• _What to work on_:
Look through the material below. Copy every line with the string "children" in it.
-- Rows start --
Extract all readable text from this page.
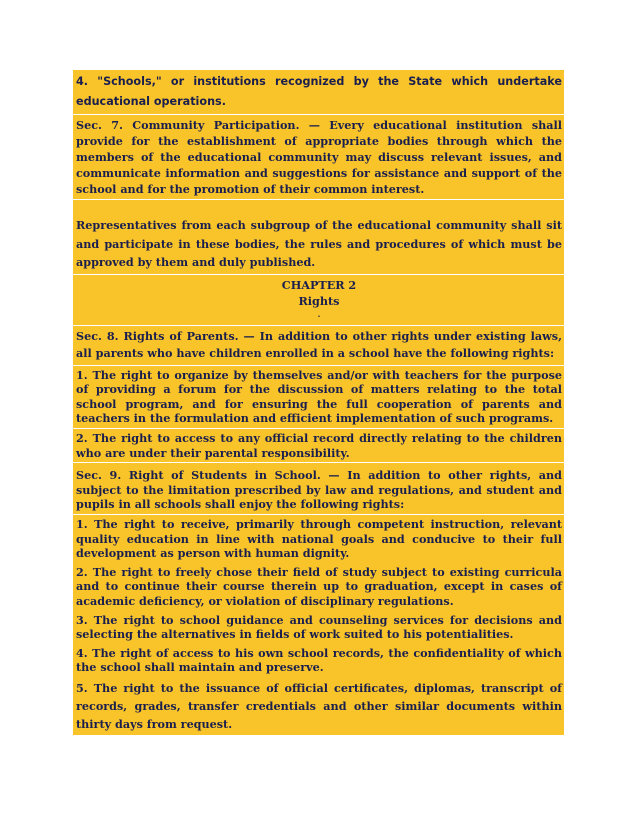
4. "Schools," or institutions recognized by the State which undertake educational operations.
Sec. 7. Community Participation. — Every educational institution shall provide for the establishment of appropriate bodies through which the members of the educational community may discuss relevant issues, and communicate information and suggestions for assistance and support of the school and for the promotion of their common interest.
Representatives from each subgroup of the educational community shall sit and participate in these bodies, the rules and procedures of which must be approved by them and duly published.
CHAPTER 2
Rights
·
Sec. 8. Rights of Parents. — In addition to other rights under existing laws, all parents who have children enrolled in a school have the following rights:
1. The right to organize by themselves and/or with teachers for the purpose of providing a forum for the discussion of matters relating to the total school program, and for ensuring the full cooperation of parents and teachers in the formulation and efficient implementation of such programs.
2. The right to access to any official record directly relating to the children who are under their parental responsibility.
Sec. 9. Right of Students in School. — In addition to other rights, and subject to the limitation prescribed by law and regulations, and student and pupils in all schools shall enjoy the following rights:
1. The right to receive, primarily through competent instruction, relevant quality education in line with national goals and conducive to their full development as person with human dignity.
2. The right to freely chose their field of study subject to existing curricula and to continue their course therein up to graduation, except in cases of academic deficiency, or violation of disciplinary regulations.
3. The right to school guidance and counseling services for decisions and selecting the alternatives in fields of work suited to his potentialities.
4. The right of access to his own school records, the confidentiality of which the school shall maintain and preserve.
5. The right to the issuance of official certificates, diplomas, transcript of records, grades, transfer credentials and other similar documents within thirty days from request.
-- Rows end --
-- Rows start --
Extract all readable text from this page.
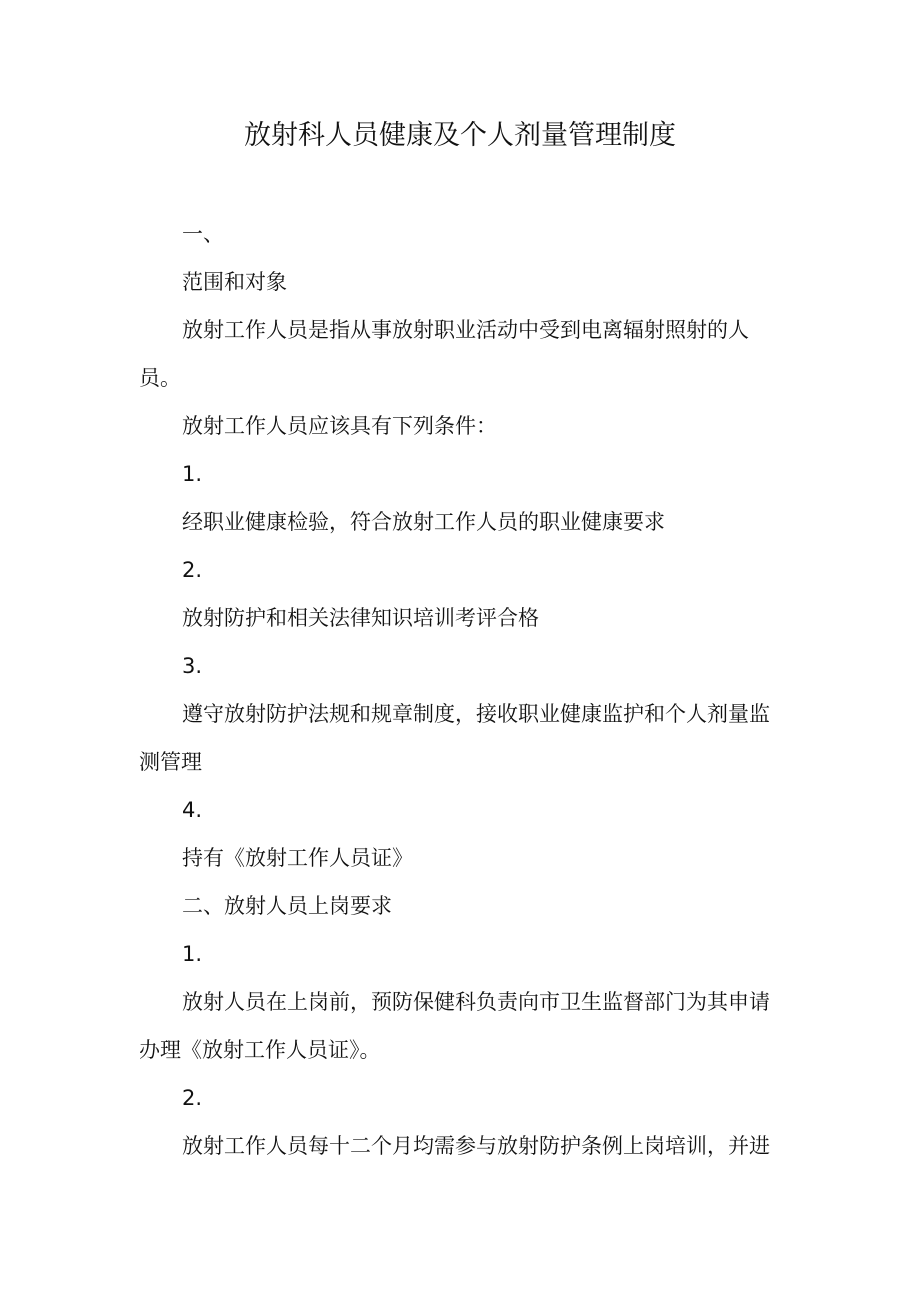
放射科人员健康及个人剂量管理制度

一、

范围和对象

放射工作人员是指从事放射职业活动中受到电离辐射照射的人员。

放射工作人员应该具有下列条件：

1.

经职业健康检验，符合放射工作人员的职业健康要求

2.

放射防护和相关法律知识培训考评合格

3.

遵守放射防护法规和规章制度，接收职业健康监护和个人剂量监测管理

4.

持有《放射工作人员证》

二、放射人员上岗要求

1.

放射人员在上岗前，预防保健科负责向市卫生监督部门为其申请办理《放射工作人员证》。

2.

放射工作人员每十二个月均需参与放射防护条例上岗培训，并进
-- Rows end --
• _Result for this exercise_:
Sec. 8. Rights of Parents. — In addition to other rights under existing laws, all parents who have children enrolled in a school have the following rights:
2. The right to access to any official record directly relating to the children who are under their parental responsibility.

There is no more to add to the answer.